> _ARBEITSAUFTRAG 1_
Was haben die GRÜNEN laut dem nachstehenden Redeauszug in der vorigen Legislaturperiode in der Landesverfassung verankert?

> _REDEAUSZUG_

============

Susan Sziborra-Seidlitz (GRÜNE):

Sehr geehrter Herr Präsident! Sehr geehrte Damen und Herren! Sie haben recht, liebe Kolleginnen und Kollegen von den LINKEN, die Kinderrechte gehören in das Grundgesetz und Kinderarmut gehört mit der Kindergrundsicherung aus der Welt geschafft. Nicht umsonst findet sich beides im Koalitionsvertrag der Ampelregierung. Für eine Debatte sind aber beide Themen im Grunde zu groß. Deshalb möchte ich meine weiteren Ausführungen auf die aktuell zugespitzte Diskussion zur Kindergrundsicherung konzentrieren.

Zu den Kindergrundrechten an dieser Stelle so viel: Wir GRÜNE sind sehr froh darüber, dass wir in der vorigen Legislaturperiode die Kindergrundrechte in der Landesverfassung verankert haben.

(Zustimmung bei den GRÜNEN und von Eva von Angern, DIE LINKE)

Wir konnten also im Land schon umsetzen, was im Bund noch aussteht.

============

> _VORLIEGENDE DATENSÄTZE_
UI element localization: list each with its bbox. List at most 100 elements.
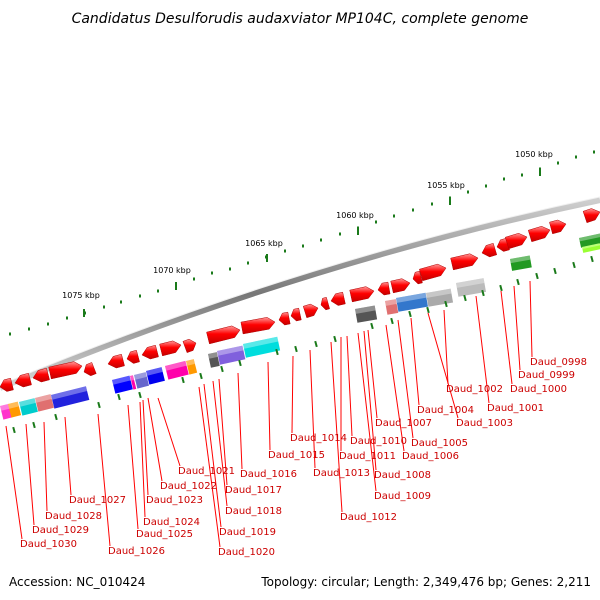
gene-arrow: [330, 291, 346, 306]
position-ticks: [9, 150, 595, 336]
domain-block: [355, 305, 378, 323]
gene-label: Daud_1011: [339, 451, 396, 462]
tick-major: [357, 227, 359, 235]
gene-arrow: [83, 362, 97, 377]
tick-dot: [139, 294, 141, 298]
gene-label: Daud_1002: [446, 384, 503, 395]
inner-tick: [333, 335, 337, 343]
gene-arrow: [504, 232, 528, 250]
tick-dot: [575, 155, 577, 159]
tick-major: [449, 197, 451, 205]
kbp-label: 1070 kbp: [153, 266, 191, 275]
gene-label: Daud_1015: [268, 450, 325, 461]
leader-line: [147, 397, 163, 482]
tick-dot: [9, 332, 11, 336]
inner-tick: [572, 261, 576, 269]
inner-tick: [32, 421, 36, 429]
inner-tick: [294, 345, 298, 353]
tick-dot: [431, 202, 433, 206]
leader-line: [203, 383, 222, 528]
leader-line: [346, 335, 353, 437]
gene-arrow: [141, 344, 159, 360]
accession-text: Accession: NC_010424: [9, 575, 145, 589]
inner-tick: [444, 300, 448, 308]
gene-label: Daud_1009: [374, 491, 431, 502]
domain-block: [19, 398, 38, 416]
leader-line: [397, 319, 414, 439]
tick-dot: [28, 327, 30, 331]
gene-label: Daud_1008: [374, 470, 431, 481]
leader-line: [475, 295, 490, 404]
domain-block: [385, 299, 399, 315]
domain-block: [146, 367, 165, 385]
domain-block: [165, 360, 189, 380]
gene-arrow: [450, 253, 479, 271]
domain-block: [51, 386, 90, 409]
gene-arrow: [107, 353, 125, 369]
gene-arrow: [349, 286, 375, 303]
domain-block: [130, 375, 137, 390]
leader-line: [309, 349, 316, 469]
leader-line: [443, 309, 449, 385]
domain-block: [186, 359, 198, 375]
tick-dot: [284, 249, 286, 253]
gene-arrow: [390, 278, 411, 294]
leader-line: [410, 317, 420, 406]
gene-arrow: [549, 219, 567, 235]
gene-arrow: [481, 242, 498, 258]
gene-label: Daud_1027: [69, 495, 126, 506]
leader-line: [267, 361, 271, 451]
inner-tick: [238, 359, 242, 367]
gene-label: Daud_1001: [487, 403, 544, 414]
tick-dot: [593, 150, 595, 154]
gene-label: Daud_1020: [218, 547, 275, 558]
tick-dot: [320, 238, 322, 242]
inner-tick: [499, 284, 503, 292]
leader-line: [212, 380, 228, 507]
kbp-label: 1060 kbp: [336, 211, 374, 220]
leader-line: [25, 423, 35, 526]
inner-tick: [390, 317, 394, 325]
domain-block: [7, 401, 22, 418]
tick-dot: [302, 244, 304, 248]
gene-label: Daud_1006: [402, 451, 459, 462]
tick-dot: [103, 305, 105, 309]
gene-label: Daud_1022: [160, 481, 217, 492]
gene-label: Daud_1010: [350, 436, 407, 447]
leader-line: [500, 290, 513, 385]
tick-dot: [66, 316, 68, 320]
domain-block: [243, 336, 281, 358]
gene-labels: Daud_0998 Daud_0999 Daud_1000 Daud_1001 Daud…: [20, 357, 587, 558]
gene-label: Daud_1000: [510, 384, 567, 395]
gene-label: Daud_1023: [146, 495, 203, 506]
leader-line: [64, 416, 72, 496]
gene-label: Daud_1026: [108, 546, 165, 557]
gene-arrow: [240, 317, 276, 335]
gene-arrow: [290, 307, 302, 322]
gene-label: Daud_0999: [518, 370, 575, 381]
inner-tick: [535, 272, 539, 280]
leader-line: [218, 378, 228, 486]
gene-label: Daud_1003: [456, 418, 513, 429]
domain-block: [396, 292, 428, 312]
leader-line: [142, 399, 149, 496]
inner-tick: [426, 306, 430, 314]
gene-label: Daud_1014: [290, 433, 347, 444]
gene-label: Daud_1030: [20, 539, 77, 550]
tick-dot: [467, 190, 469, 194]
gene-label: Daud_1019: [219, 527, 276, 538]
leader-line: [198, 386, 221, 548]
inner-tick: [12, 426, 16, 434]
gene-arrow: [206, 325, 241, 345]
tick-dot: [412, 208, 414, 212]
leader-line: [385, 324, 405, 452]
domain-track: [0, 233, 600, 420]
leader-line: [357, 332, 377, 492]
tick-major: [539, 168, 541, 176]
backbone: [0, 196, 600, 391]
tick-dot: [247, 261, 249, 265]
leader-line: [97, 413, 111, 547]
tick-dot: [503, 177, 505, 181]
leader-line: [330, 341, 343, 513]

============

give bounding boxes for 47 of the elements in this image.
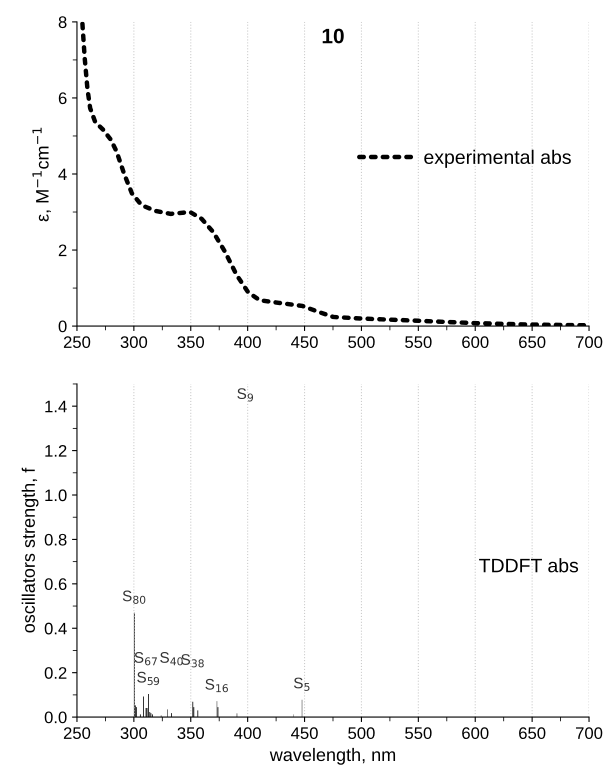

============

> _ARBEITSAUFTRAG 2_
Übertragen Sie aus den Datensätzen die Zeilen zwischen der Zeile mit „UI element localization: list“ und der Zeile mit „tick-major: [357, 227, 359, 235]“, beide eingeschlossen, unverändert. Lassen Sie die Bilder dabei weg.

> _FERTIGE ANTWORT 1_
Die Kindergrundrechte.

> _FERTIGE ANTWORT 2_
UI element localization: list each with its bbox. List at most 100 elements.
gene-arrow: [330, 291, 346, 306]
position-ticks: [9, 150, 595, 336]
domain-block: [355, 305, 378, 323]
gene-label: Daud_1011: [339, 451, 396, 462]
tick-major: [357, 227, 359, 235]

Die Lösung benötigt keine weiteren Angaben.